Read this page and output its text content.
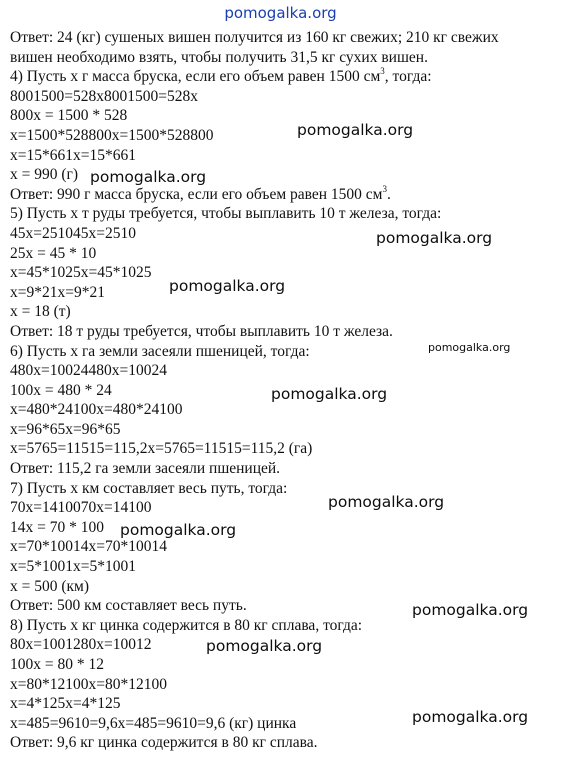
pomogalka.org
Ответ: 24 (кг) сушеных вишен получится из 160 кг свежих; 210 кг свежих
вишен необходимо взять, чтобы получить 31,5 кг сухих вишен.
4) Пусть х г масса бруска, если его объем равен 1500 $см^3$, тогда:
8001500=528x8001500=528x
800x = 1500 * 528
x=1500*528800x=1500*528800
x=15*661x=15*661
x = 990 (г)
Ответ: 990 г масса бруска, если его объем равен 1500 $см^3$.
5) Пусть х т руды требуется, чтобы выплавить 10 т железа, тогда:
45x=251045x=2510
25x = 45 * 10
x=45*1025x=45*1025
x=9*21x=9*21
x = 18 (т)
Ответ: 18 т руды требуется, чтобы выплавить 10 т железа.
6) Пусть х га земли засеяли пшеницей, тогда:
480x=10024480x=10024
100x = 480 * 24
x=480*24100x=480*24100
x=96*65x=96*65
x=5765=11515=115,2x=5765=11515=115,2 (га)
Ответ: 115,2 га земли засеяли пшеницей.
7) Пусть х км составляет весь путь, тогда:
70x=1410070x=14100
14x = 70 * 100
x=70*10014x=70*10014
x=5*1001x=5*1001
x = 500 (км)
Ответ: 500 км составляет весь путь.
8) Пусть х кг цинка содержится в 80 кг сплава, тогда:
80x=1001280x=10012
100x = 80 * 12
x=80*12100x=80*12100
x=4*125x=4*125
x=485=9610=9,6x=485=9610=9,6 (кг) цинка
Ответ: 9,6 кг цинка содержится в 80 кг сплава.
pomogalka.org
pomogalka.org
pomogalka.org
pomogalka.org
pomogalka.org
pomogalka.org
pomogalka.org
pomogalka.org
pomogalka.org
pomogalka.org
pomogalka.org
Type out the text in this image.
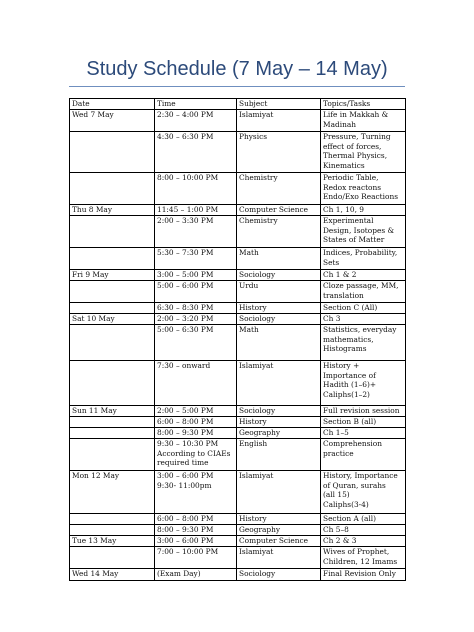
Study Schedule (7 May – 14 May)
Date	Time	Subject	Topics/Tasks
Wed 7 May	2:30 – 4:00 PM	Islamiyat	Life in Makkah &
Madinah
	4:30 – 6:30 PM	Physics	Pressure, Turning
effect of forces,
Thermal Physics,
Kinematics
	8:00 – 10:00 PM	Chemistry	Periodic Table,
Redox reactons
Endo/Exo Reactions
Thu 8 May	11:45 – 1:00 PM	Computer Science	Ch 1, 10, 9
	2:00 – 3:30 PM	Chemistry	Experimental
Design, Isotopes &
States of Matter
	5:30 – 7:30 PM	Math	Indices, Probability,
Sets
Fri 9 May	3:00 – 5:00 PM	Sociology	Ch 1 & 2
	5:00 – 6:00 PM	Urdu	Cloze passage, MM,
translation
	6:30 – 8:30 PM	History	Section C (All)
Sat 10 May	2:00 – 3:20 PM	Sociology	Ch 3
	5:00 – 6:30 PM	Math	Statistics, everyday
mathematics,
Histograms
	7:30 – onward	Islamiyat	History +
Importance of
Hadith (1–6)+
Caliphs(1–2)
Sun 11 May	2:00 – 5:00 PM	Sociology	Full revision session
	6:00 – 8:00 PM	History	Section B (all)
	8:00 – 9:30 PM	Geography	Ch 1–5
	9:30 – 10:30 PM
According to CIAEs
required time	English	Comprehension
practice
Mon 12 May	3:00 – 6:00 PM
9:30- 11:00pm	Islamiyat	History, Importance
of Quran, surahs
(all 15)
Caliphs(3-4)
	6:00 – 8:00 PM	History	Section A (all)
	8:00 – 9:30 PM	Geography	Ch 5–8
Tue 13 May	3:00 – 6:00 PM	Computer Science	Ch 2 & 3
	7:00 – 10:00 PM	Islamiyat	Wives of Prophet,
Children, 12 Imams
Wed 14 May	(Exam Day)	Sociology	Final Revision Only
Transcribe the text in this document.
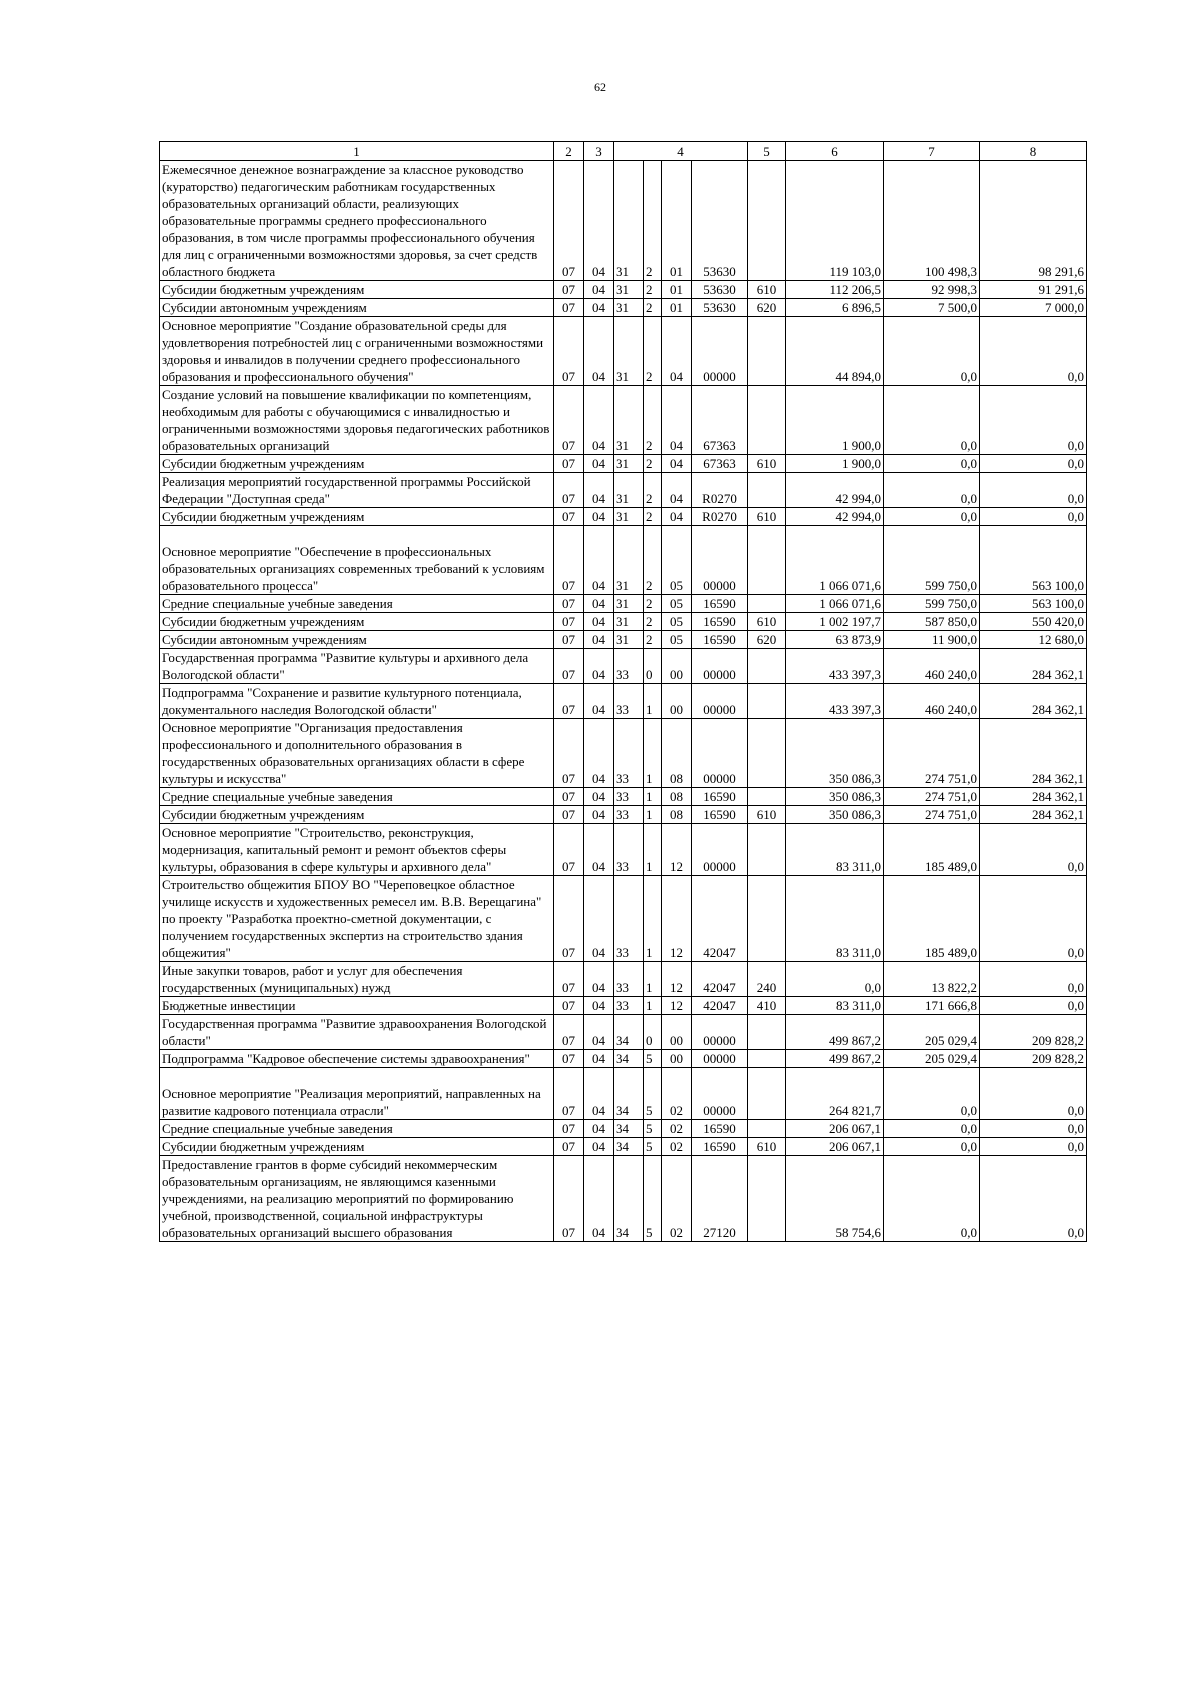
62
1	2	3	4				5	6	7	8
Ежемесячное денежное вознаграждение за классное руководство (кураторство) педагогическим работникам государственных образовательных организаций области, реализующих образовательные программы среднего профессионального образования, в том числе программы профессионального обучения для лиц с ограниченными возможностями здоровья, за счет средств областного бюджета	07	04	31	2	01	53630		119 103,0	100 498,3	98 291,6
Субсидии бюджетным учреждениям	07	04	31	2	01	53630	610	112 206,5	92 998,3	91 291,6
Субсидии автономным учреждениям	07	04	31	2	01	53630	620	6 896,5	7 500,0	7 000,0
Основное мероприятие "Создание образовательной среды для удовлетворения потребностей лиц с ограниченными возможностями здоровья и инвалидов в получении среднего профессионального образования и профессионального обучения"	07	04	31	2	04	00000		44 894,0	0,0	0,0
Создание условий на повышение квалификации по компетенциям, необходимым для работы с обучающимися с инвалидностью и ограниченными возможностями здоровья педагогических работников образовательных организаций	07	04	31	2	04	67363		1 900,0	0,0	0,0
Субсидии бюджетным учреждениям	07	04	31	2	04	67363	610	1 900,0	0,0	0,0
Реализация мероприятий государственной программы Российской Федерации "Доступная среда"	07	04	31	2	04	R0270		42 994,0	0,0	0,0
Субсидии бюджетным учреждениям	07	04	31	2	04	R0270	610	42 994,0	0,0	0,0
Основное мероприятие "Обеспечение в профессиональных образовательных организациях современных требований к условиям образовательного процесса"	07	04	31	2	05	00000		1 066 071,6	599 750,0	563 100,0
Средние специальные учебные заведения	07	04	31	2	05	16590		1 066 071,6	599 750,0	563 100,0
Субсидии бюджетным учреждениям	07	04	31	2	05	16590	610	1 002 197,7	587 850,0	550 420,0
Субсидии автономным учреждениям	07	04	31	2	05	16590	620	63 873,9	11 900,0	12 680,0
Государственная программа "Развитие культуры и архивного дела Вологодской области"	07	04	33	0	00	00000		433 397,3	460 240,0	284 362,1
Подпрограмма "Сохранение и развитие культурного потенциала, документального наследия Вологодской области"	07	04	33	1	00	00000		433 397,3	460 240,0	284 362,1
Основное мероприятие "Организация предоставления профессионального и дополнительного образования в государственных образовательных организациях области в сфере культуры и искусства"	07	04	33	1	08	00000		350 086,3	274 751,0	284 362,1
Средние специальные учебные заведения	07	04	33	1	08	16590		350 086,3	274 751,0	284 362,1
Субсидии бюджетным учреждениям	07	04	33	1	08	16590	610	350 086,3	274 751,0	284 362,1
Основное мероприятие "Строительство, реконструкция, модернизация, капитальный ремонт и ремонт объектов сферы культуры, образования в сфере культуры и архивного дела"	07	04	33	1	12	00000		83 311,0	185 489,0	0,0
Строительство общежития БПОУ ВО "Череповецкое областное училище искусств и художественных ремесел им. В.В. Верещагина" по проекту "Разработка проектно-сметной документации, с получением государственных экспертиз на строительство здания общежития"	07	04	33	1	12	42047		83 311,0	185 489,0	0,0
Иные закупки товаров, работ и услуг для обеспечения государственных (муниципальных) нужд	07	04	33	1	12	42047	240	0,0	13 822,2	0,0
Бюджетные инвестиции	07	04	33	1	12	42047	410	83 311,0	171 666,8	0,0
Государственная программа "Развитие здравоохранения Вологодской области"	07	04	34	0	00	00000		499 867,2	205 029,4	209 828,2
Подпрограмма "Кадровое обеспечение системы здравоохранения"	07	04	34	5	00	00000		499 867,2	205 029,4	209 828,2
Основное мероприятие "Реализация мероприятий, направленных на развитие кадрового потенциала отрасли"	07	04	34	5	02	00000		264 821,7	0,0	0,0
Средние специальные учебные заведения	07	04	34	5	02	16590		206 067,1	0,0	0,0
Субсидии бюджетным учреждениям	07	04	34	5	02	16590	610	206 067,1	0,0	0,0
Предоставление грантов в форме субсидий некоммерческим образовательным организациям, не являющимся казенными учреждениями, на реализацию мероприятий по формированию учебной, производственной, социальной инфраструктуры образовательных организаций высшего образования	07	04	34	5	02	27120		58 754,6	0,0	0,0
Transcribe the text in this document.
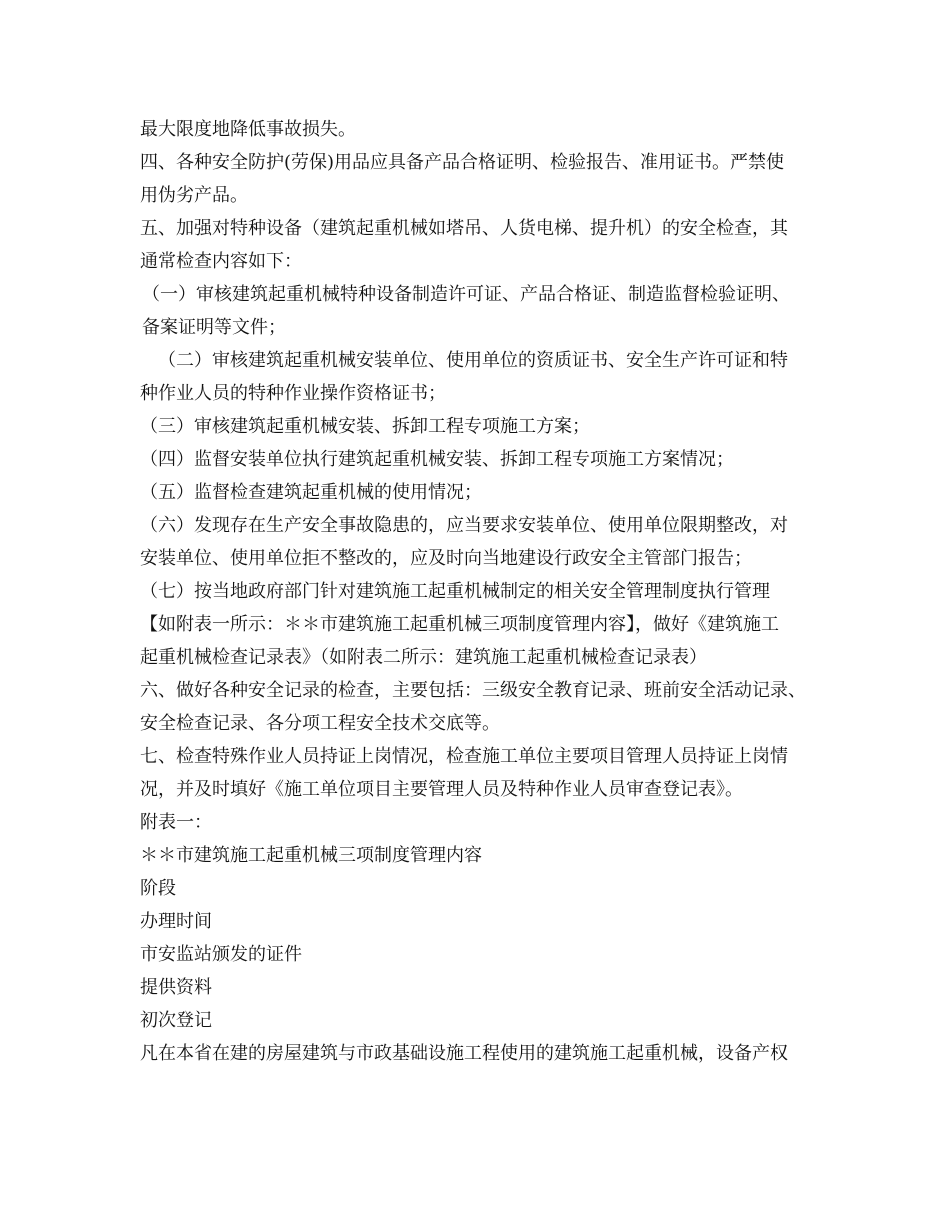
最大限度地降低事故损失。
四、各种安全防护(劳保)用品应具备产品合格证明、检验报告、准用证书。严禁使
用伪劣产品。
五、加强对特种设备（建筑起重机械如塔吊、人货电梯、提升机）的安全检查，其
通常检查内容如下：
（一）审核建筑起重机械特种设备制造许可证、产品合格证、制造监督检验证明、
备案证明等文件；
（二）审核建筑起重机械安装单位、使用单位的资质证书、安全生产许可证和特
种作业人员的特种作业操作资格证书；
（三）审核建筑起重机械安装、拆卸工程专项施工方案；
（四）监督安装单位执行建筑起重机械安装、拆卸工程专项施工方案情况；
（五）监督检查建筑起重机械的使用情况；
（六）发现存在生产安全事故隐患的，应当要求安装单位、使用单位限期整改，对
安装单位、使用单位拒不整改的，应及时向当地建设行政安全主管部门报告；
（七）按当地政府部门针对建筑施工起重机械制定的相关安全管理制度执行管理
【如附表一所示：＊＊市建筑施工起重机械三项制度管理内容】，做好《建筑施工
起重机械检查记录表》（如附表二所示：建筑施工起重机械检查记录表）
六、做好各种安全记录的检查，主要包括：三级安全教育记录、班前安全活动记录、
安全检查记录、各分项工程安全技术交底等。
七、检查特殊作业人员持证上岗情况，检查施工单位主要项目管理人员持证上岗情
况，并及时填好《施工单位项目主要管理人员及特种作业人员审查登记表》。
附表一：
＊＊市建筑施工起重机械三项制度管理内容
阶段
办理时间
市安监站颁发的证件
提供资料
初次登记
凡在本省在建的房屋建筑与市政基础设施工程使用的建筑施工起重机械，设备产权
_____
Given instruction:
For the entries above, count the lines that contain the string "сплава", and state that number without further comment.

Worked solution:
2